GIVEN PROBLEM - What follows is a listing; give it again exactly, in its entirety.

##### DATASET

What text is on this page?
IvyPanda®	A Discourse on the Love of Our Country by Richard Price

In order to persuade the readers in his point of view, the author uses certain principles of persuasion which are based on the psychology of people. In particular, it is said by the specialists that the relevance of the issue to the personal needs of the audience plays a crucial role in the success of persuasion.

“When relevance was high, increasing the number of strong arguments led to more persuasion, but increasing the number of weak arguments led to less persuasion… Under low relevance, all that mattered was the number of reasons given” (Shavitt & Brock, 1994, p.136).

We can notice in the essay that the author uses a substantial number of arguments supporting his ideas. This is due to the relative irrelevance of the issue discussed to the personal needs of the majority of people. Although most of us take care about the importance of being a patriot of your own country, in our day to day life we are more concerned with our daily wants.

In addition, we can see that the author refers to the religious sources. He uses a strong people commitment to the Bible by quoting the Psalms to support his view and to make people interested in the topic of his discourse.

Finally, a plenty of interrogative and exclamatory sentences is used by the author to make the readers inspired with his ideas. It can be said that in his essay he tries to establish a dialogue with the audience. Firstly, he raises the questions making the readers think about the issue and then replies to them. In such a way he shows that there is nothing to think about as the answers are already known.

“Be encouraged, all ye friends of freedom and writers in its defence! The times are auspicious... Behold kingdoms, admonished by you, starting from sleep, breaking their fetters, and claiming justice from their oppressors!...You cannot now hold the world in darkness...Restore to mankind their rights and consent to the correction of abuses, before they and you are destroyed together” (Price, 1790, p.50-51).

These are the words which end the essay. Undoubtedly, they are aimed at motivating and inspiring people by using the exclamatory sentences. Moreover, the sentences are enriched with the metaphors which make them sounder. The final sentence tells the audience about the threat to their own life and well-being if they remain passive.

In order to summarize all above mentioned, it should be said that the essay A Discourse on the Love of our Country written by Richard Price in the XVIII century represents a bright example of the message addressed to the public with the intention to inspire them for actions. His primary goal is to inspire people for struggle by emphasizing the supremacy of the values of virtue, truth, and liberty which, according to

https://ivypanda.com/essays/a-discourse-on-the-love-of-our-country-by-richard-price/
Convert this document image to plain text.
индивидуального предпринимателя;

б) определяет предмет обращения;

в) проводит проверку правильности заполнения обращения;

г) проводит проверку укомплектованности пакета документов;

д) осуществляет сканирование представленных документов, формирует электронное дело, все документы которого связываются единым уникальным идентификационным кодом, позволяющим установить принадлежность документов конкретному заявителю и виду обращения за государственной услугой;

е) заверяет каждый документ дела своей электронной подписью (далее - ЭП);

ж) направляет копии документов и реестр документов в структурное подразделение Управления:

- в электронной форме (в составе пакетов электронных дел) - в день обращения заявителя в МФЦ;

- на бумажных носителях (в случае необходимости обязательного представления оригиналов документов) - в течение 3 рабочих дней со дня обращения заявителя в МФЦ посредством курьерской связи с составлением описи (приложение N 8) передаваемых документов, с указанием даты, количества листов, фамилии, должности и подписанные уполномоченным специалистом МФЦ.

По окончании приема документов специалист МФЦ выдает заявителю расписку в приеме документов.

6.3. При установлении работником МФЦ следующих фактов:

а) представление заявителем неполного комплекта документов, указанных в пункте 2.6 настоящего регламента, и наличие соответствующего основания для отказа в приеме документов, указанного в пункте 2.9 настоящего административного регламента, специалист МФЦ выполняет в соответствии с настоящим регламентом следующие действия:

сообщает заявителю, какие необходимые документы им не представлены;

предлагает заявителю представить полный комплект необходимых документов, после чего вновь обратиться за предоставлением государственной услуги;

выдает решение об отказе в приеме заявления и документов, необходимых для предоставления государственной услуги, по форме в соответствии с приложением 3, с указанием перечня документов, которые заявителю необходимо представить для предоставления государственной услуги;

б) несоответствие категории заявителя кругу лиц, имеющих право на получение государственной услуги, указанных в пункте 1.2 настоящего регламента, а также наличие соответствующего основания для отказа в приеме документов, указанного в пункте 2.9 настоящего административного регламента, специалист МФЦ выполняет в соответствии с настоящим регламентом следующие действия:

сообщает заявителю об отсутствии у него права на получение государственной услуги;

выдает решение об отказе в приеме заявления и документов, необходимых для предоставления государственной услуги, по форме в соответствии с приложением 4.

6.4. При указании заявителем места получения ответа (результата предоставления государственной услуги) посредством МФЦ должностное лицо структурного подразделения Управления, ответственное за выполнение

##########

SOLUTION TO THIS PROBLEM -
What text is on this page?
IvyPanda®	A Discourse on the Love of Our Country by Richard Price

In order to persuade the readers in his point of view, the author uses certain principles of persuasion which are based on the psychology of people. In particular, it is said by the specialists that the relevance of the issue to the personal needs of the audience plays a crucial role in the success of persuasion.

“When relevance was high, increasing the number of strong arguments led to more persuasion, but increasing the number of weak arguments led to less persuasion… Under low relevance, all that mattered was the number of reasons given” (Shavitt & Brock, 1994, p.136).

We can notice in the essay that the author uses a substantial number of arguments supporting his ideas. This is due to the relative irrelevance of the issue discussed to the personal needs of the majority of people. Although most of us take care about the importance of being a patriot of your own country, in our day to day life we are more concerned with our daily wants.

In addition, we can see that the author refers to the religious sources. He uses a strong people commitment to the Bible by quoting the Psalms to support his view and to make people interested in the topic of his discourse.

Finally, a plenty of interrogative and exclamatory sentences is used by the author to make the readers inspired with his ideas. It can be said that in his essay he tries to establish a dialogue with the audience. Firstly, he raises the questions making the readers think about the issue and then replies to them. In such a way he shows that there is nothing to think about as the answers are already known.

“Be encouraged, all ye friends of freedom and writers in its defence! The times are auspicious... Behold kingdoms, admonished by you, starting from sleep, breaking their fetters, and claiming justice from their oppressors!...You cannot now hold the world in darkness...Restore to mankind their rights and consent to the correction of abuses, before they and you are destroyed together” (Price, 1790, p.50-51).

These are the words which end the essay. Undoubtedly, they are aimed at motivating and inspiring people by using the exclamatory sentences. Moreover, the sentences are enriched with the metaphors which make them sounder. The final sentence tells the audience about the threat to their own life and well-being if they remain passive.

In order to summarize all above mentioned, it should be said that the essay A Discourse on the Love of our Country written by Richard Price in the XVIII century represents a bright example of the message addressed to the public with the intention to inspire them for actions. His primary goal is to inspire people for struggle by emphasizing the supremacy of the values of virtue, truth, and liberty which, according to

https://ivypanda.com/essays/a-discourse-on-the-love-of-our-country-by-richard-price/
Convert this document image to plain text.
индивидуального предпринимателя;

б) определяет предмет обращения;

в) проводит проверку правильности заполнения обращения;

г) проводит проверку укомплектованности пакета документов;

д) осуществляет сканирование представленных документов, формирует электронное дело, все документы которого связываются единым уникальным идентификационным кодом, позволяющим установить принадлежность документов конкретному заявителю и виду обращения за государственной услугой;

е) заверяет каждый документ дела своей электронной подписью (далее - ЭП);

ж) направляет копии документов и реестр документов в структурное подразделение Управления:

- в электронной форме (в составе пакетов электронных дел) - в день обращения заявителя в МФЦ;

- на бумажных носителях (в случае необходимости обязательного представления оригиналов документов) - в течение 3 рабочих дней со дня обращения заявителя в МФЦ посредством курьерской связи с составлением описи (приложение N 8) передаваемых документов, с указанием даты, количества листов, фамилии, должности и подписанные уполномоченным специалистом МФЦ.

По окончании приема документов специалист МФЦ выдает заявителю расписку в приеме документов.

6.3. При установлении работником МФЦ следующих фактов:

а) представление заявителем неполного комплекта документов, указанных в пункте 2.6 настоящего регламента, и наличие соответствующего основания для отказа в приеме документов, указанного в пункте 2.9 настоящего административного регламента, специалист МФЦ выполняет в соответствии с настоящим регламентом следующие действия:

сообщает заявителю, какие необходимые документы им не представлены;

предлагает заявителю представить полный комплект необходимых документов, после чего вновь обратиться за предоставлением государственной услуги;

выдает решение об отказе в приеме заявления и документов, необходимых для предоставления государственной услуги, по форме в соответствии с приложением 3, с указанием перечня документов, которые заявителю необходимо представить для предоставления государственной услуги;

б) несоответствие категории заявителя кругу лиц, имеющих право на получение государственной услуги, указанных в пункте 1.2 настоящего регламента, а также наличие соответствующего основания для отказа в приеме документов, указанного в пункте 2.9 настоящего административного регламента, специалист МФЦ выполняет в соответствии с настоящим регламентом следующие действия:

сообщает заявителю об отсутствии у него права на получение государственной услуги;

выдает решение об отказе в приеме заявления и документов, необходимых для предоставления государственной услуги, по форме в соответствии с приложением 4.

6.4. При указании заявителем места получения ответа (результата предоставления государственной услуги) посредством МФЦ должностное лицо структурного подразделения Управления, ответственное за выполнение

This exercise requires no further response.